Dataset records
━━━━━━━━━━━━━━━━━━━━
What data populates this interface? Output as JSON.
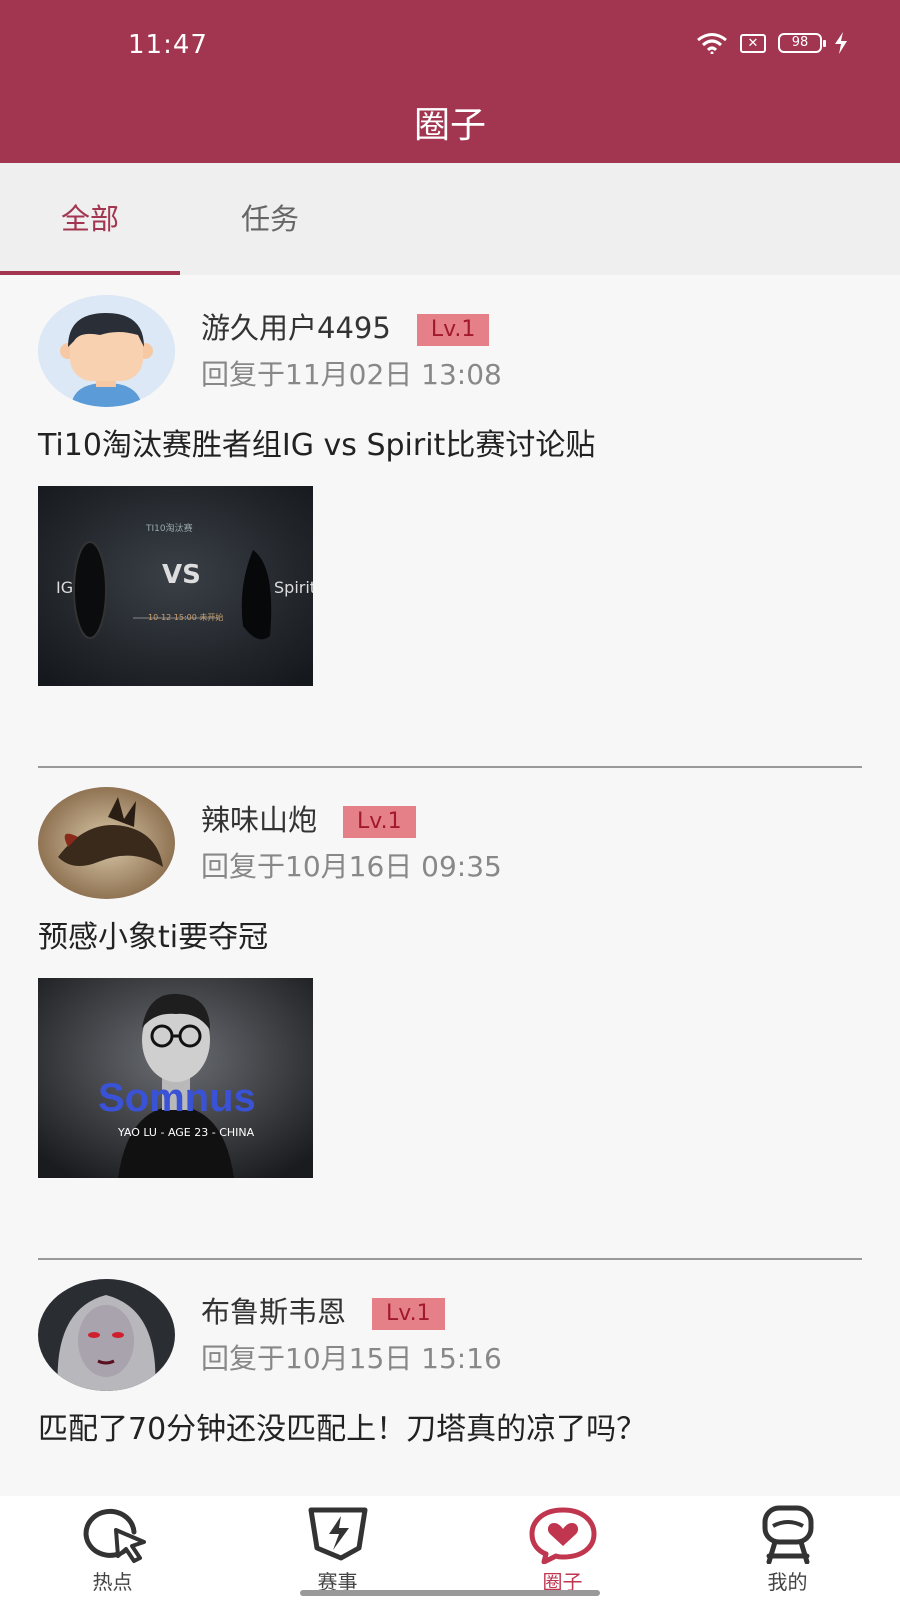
{
  "status_bar": {
    "time": "11:47",
    "battery": "98",
    "sim_icon": "sim-x-icon"
  },
  "header": {
    "title": "圈子"
  },
  "tabs": [
    {
      "label": "全部",
      "active": true
    },
    {
      "label": "任务",
      "active": false
    }
  ],
  "posts": [
    {
      "username": "游久用户4495",
      "level": "Lv.1",
      "reply_time": "回复于11月02日 13:08",
      "title": "Ti10淘汰赛胜者组IG vs Spirit比赛讨论贴",
      "image_text": {
        "top": "TI10淘汰赛",
        "left": "IG",
        "vs": "VS",
        "right": "Spirit",
        "sub": "10-12 15:00 未开始"
      }
    },
    {
      "username": "辣味山炮",
      "level": "Lv.1",
      "reply_time": "回复于10月16日 09:35",
      "title": "预感小象ti要夺冠",
      "image_text": {
        "name": "Somnus",
        "sub": "YAO LU - AGE 23 - CHINA"
      }
    },
    {
      "username": "布鲁斯韦恩",
      "level": "Lv.1",
      "reply_time": "回复于10月15日 15:16",
      "title": "匹配了70分钟还没匹配上！刀塔真的凉了吗？"
    }
  ],
  "bottom_nav": [
    {
      "label": "热点",
      "icon": "hotspot-icon",
      "active": false
    },
    {
      "label": "赛事",
      "icon": "match-icon",
      "active": false
    },
    {
      "label": "圈子",
      "icon": "circle-heart-icon",
      "active": true
    },
    {
      "label": "我的",
      "icon": "profile-icon",
      "active": false
    }
  ],
  "colors": {
    "brand": "#a23650",
    "level_badge": "#e58089",
    "active_nav": "#c0364f"
  }
}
━━━━━━━━━━━━━━━━━━━━
## WORK TO BE COMPLETED
Apart from the pictures, the entries above are to be repeated in full and exactly.

## ANSWER
What data populates this interface? Output as JSON.
{
  "status_bar": {
    "time": "11:47",
    "battery": "98",
    "sim_icon": "sim-x-icon"
  },
  "header": {
    "title": "圈子"
  },
  "tabs": [
    {
      "label": "全部",
      "active": true
    },
    {
      "label": "任务",
      "active": false
    }
  ],
  "posts": [
    {
      "username": "游久用户4495",
      "level": "Lv.1",
      "reply_time": "回复于11月02日 13:08",
      "title": "Ti10淘汰赛胜者组IG vs Spirit比赛讨论贴",
      "image_text": {
        "top": "TI10淘汰赛",
        "left": "IG",
        "vs": "VS",
        "right": "Spirit",
        "sub": "10-12 15:00 未开始"
      }
    },
    {
      "username": "辣味山炮",
      "level": "Lv.1",
      "reply_time": "回复于10月16日 09:35",
      "title": "预感小象ti要夺冠",
      "image_text": {
        "name": "Somnus",
        "sub": "YAO LU - AGE 23 - CHINA"
      }
    },
    {
      "username": "布鲁斯韦恩",
      "level": "Lv.1",
      "reply_time": "回复于10月15日 15:16",
      "title": "匹配了70分钟还没匹配上！刀塔真的凉了吗？"
    }
  ],
  "bottom_nav": [
    {
      "label": "热点",
      "icon": "hotspot-icon",
      "active": false
    },
    {
      "label": "赛事",
      "icon": "match-icon",
      "active": false
    },
    {
      "label": "圈子",
      "icon": "circle-heart-icon",
      "active": true
    },
    {
      "label": "我的",
      "icon": "profile-icon",
      "active": false
    }
  ],
  "colors": {
    "brand": "#a23650",
    "level_badge": "#e58089",
    "active_nav": "#c0364f"
  }
}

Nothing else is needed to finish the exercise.